◆ Fragmento del documento ◆
○ ○ ○ ○

Sin resurrección no hay victoria. Por eso es tan importante celebrar la resurrección, y no quedarnos solo en la muerte de Cristo… ¡Él resucitó!
Ese día marcó tu vida, y gracias a Él, vas a vivir eternamente.
La muerte paga los pecados, y sí, es necesaria: vence el pecado. Pero después de eso… hay algo más.
Juan 11:23
Vamos a vivir eternamente; no vamos a morir.
La resurrección es la victoria más grande, el día más importante de este mundo.
Juan 6:48-69
La cruz cuenta, pero Él habla también de Su resurrección.
Comer Su carne y beber Su sangre es permanecer en Cristo.
La gloria del cristiano, el objetivo, es que Cristo viva en uno.
Cuando Él se muestra a través de ti, entonces realmente vives.
Dame esa vida eterna, vive en mí. Quiero permanecer en Ti.
Esa es tu victoria, y debes celebrarla, creerla.
Lo importante es creer, estar con Jesucristo y participar de Su resurrección.
Cuando no participamos de ella, lo entregamos, y con eso estamos entregando nuestras almas al enemigo.

○ ○ ○ ○

[Datos de análisis del diseño de página]

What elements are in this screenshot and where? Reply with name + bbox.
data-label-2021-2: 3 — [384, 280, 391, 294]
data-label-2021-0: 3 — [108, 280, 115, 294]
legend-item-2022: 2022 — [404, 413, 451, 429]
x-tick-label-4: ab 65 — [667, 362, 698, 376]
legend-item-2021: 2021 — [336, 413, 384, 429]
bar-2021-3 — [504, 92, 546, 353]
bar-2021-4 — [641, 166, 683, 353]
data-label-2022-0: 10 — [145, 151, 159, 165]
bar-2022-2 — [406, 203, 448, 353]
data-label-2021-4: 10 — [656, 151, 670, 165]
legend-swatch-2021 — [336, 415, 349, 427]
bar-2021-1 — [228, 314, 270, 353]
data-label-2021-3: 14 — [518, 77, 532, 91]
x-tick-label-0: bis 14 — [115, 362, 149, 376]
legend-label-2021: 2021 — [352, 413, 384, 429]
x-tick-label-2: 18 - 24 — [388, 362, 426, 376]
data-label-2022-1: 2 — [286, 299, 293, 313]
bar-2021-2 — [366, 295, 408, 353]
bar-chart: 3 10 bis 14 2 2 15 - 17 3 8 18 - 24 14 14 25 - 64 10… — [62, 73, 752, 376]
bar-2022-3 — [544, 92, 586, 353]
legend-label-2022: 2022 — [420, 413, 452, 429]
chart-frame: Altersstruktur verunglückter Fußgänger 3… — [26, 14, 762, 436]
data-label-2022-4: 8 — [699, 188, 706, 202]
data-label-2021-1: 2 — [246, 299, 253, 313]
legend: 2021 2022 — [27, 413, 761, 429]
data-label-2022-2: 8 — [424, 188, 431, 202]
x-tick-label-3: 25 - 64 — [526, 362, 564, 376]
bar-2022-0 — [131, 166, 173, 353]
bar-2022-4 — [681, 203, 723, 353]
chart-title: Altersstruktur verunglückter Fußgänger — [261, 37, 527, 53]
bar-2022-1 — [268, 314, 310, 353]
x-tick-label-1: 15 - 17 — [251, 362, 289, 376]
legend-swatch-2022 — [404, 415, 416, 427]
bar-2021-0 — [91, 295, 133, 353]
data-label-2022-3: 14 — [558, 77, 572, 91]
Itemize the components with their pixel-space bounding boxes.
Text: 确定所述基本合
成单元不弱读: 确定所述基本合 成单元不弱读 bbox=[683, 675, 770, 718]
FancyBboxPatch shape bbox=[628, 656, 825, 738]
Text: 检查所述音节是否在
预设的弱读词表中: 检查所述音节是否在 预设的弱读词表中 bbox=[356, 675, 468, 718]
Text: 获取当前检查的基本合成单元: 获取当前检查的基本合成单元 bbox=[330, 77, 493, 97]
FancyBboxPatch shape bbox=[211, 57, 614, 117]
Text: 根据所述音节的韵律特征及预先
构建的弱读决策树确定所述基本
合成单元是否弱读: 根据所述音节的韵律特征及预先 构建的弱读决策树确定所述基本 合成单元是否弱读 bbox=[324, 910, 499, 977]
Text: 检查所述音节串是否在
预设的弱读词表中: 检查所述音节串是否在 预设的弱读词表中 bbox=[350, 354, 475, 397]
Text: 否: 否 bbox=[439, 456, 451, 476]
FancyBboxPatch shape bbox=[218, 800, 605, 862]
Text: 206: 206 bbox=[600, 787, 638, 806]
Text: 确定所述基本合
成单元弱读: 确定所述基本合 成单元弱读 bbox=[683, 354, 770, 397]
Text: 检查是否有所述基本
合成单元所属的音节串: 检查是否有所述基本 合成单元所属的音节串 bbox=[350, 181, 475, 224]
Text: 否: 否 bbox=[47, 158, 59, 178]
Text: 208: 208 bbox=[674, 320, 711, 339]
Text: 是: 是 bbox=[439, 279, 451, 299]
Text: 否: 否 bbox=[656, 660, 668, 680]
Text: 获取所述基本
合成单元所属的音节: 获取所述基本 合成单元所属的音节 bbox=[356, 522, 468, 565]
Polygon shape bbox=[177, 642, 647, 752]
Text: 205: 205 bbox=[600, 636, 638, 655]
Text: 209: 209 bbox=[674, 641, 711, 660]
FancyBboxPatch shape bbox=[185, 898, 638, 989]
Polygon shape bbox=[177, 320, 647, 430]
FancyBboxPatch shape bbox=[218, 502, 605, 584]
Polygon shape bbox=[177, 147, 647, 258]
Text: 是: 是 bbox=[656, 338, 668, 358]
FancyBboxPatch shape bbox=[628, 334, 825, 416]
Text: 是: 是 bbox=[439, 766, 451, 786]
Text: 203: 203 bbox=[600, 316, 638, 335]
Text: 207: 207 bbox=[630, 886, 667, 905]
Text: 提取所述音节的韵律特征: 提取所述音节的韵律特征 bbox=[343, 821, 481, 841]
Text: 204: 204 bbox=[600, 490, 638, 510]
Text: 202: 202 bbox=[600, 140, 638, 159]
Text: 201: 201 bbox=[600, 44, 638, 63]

○ ○ ○ ○

◆ Tarea a realizar ◆
Según el texto sobre la resurrección, ¿qué significa comer Su carne y beber Su sangre? Los registros no guardan ninguna relación con el texto.

◆ Espacio de respuesta ◆
Significa permanecer en Cristo.